EXERCISE DETAILS:
Word for word, quote all of the material, omitting the pictures.

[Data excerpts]

........

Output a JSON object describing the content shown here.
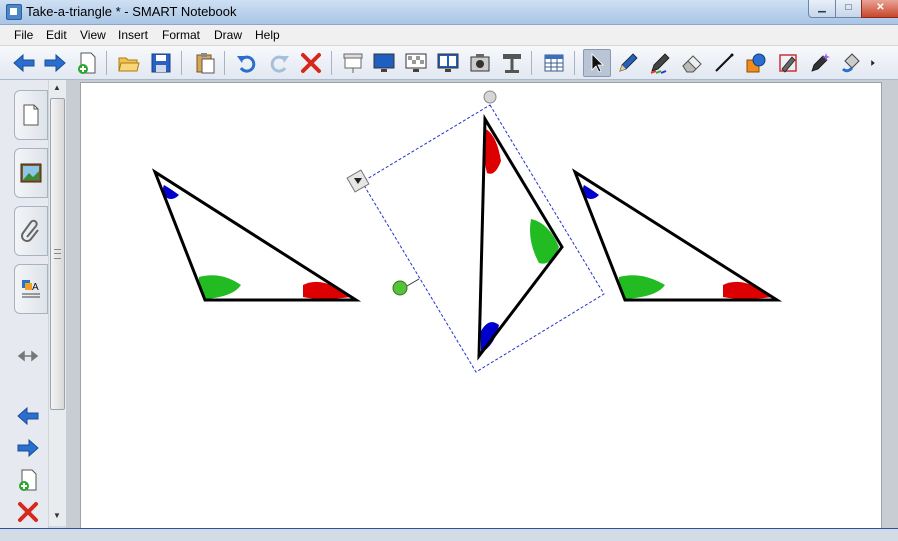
{
  "window": {
    "title": "Take-a-triangle * - SMART Notebook",
    "minimize_glyph": "▁",
    "maximize_glyph": "□",
    "close_glyph": "✕"
  },
  "menu": [
    "File",
    "Edit",
    "View",
    "Insert",
    "Format",
    "Draw",
    "Help"
  ],
  "toolbar": {
    "buttons": [
      "back-arrow-icon",
      "forward-arrow-icon",
      "add-page-icon",
      "open-folder-icon",
      "save-icon",
      "paste-icon",
      "undo-icon",
      "redo-icon",
      "delete-icon",
      "screen-shade-icon",
      "full-screen-icon",
      "transparent-background-icon",
      "dual-page-icon",
      "screen-capture-icon",
      "document-camera-icon",
      "table-icon",
      "select-pointer-icon",
      "pen-icon",
      "creative-pen-icon",
      "eraser-icon",
      "line-icon",
      "shape-icon",
      "magic-pen-icon",
      "highlighter-icon",
      "fill-icon",
      "more-icon"
    ],
    "active_tool": "select-pointer-icon"
  },
  "sidebar": {
    "tabs": [
      "page-sorter-icon",
      "gallery-icon",
      "attachments-icon",
      "properties-icon"
    ],
    "buttons": [
      "resize-arrows-icon",
      "previous-page-icon",
      "next-page-icon",
      "add-page-icon",
      "delete-page-icon"
    ]
  },
  "canvas": {
    "triangles": [
      "left-triangle",
      "rotated-triangle",
      "right-triangle"
    ],
    "angle_colors": {
      "top": "#0000cc",
      "left": "#22bb22",
      "right": "#dd0000"
    },
    "selection_color": "#2233cc"
  }
}
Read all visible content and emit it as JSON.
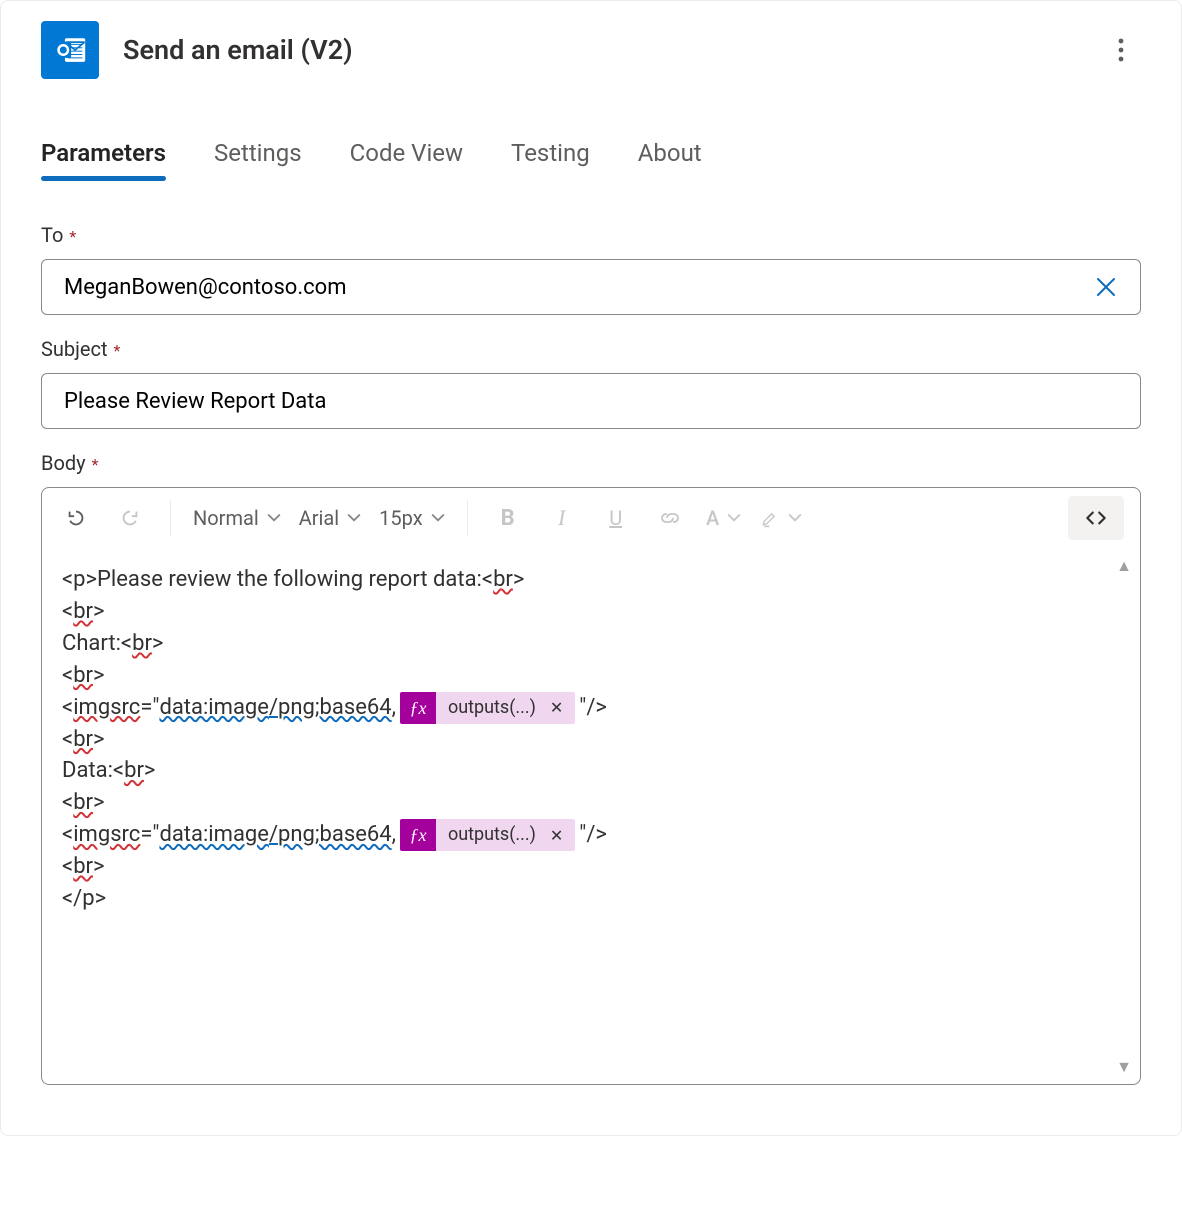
{
  "header": {
    "title": "Send an email (V2)"
  },
  "tabs": [
    {
      "id": "parameters",
      "label": "Parameters",
      "active": true
    },
    {
      "id": "settings",
      "label": "Settings",
      "active": false
    },
    {
      "id": "codeview",
      "label": "Code View",
      "active": false
    },
    {
      "id": "testing",
      "label": "Testing",
      "active": false
    },
    {
      "id": "about",
      "label": "About",
      "active": false
    }
  ],
  "fields": {
    "to": {
      "label": "To",
      "required": true,
      "value": "MeganBowen@contoso.com"
    },
    "subject": {
      "label": "Subject",
      "required": true,
      "value": "Please Review Report Data"
    },
    "body": {
      "label": "Body",
      "required": true
    }
  },
  "toolbar": {
    "paragraph": "Normal",
    "font": "Arial",
    "size": "15px"
  },
  "body_content": {
    "line1": "<p>Please review the following report data:<",
    "br": "br",
    "close": ">",
    "open": "<",
    "chart_label": "Chart:<",
    "img_prefix_a": "<",
    "img_word": "img",
    "space": " ",
    "src_word": "src",
    "eq": "=\"",
    "data_seg": "data:image",
    "slash": "/",
    "png_seg": "png;base64",
    "comma": ",",
    "token_label": "outputs(...)",
    "tail": "\"/>",
    "data_label": "Data:<",
    "endp": "</p>"
  }
}
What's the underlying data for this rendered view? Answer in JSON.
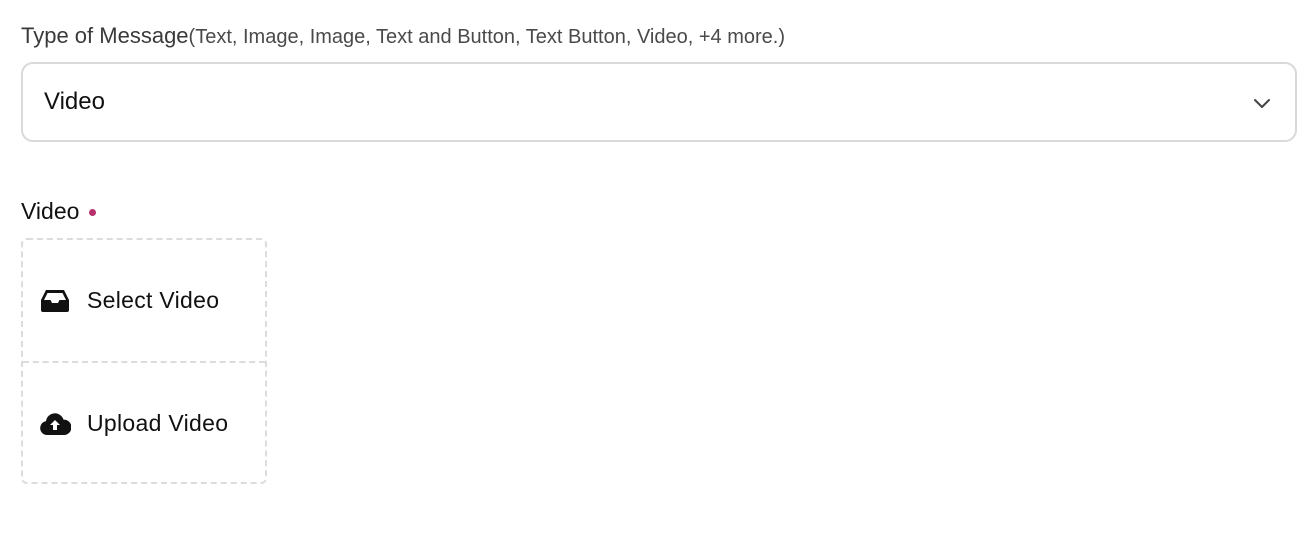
{
  "message_type": {
    "label": "Type of Message",
    "hint": "(Text, Image, Image, Text and Button, Text Button, Video, +4 more.)",
    "selected_value": "Video",
    "dropdown_icon": "chevron-down-icon"
  },
  "video_field": {
    "label": "Video",
    "required": true,
    "required_color": "#b5316a",
    "options": [
      {
        "label": "Select Video",
        "icon": "inbox-tray-icon"
      },
      {
        "label": "Upload Video",
        "icon": "cloud-upload-icon"
      }
    ]
  }
}
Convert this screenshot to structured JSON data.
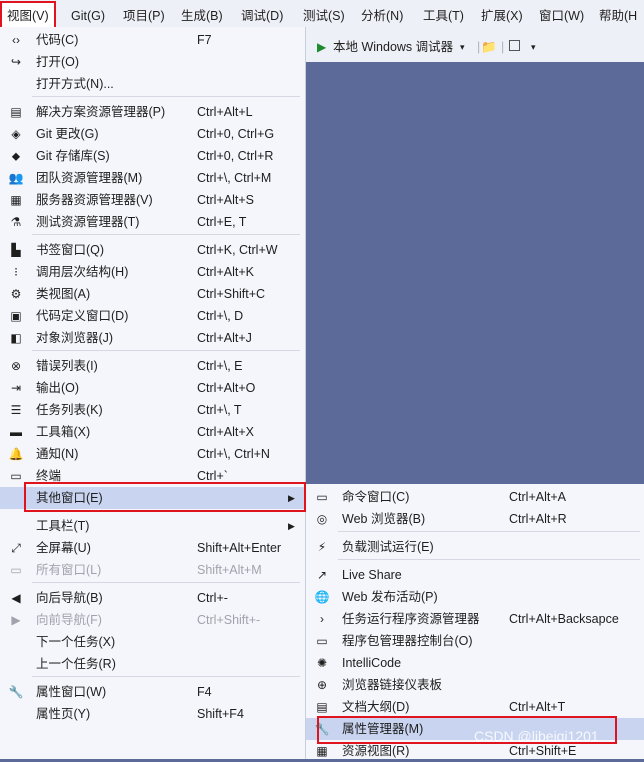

........

ANSWER FOR THIS EXERCISE:
Output a JSON object describing the content shown here.
{
  "window": {
    "title": "Take-a-triangle * - SMART Notebook",
    "minimize_glyph": "▁",
    "maximize_glyph": "□",
    "close_glyph": "✕"
  },
  "menu": [
    "File",
    "Edit",
    "View",
    "Insert",
    "Format",
    "Draw",
    "Help"
  ],
  "toolbar": {
    "buttons": [
      "back-arrow-icon",
      "forward-arrow-icon",
      "add-page-icon",
      "open-folder-icon",
      "save-icon",
      "paste-icon",
      "undo-icon",
      "redo-icon",
      "delete-icon",
      "screen-shade-icon",
      "full-screen-icon",
      "transparent-background-icon",
      "dual-page-icon",
      "screen-capture-icon",
      "document-camera-icon",
      "table-icon",
      "select-pointer-icon",
      "pen-icon",
      "creative-pen-icon",
      "eraser-icon",
      "line-icon",
      "shape-icon",
      "magic-pen-icon",
      "highlighter-icon",
      "fill-icon",
      "more-icon"
    ],
    "active_tool": "select-pointer-icon"
  },
  "sidebar": {
    "tabs": [
      "page-sorter-icon",
      "gallery-icon",
      "attachments-icon",
      "properties-icon"
    ],
    "buttons": [
      "resize-arrows-icon",
      "previous-page-icon",
      "next-page-icon",
      "add-page-icon",
      "delete-page-icon"
    ]
  },
  "canvas": {
    "triangles": [
      "left-triangle",
      "rotated-triangle",
      "right-triangle"
    ],
    "angle_colors": {
      "top": "#0000cc",
      "left": "#22bb22",
      "right": "#dd0000"
    },
    "selection_color": "#2233cc"
  }
}
Read all visible content and emit it as JSON.
{
  "header": {
    "title": "Send an email (V2)"
  },
  "tabs": [
    {
      "id": "parameters",
      "label": "Parameters",
      "active": true
    },
    {
      "id": "settings",
      "label": "Settings",
      "active": false
    },
    {
      "id": "codeview",
      "label": "Code View",
      "active": false
    },
    {
      "id": "testing",
      "label": "Testing",
      "active": false
    },
    {
      "id": "about",
      "label": "About",
      "active": false
    }
  ],
  "fields": {
    "to": {
      "label": "To",
      "required": true,
      "value": "MeganBowen@contoso.com"
    },
    "subject": {
      "label": "Subject",
      "required": true,
      "value": "Please Review Report Data"
    },
    "body": {
      "label": "Body",
      "required": true
    }
  },
  "toolbar": {
    "paragraph": "Normal",
    "font": "Arial",
    "size": "15px"
  },
  "body_content": {
    "line1": "<p>Please review the following report data:<",
    "br": "br",
    "close": ">",
    "open": "<",
    "chart_label": "Chart:<",
    "img_prefix_a": "<",
    "img_word": "img",
    "space": " ",
    "src_word": "src",
    "eq": "=\"",
    "data_seg": "data:image",
    "slash": "/",
    "png_seg": "png;base64",
    "comma": ",",
    "token_label": "outputs(...)",
    "tail": "\"/>",
    "data_label": "Data:<",
    "endp": "</p>"
  }
}
What's the underlying data for this rendered view? Answer in JSON.
{
  "message_type": {
    "label": "Type of Message",
    "hint": "(Text, Image, Image, Text and Button, Text Button, Video, +4 more.)",
    "selected_value": "Video",
    "dropdown_icon": "chevron-down-icon"
  },
  "video_field": {
    "label": "Video",
    "required": true,
    "required_color": "#b5316a",
    "options": [
      {
        "label": "Select Video",
        "icon": "inbox-tray-icon"
      },
      {
        "label": "Upload Video",
        "icon": "cloud-upload-icon"
      }
    ]
  }
}
Convert this screenshot to structured JSON data.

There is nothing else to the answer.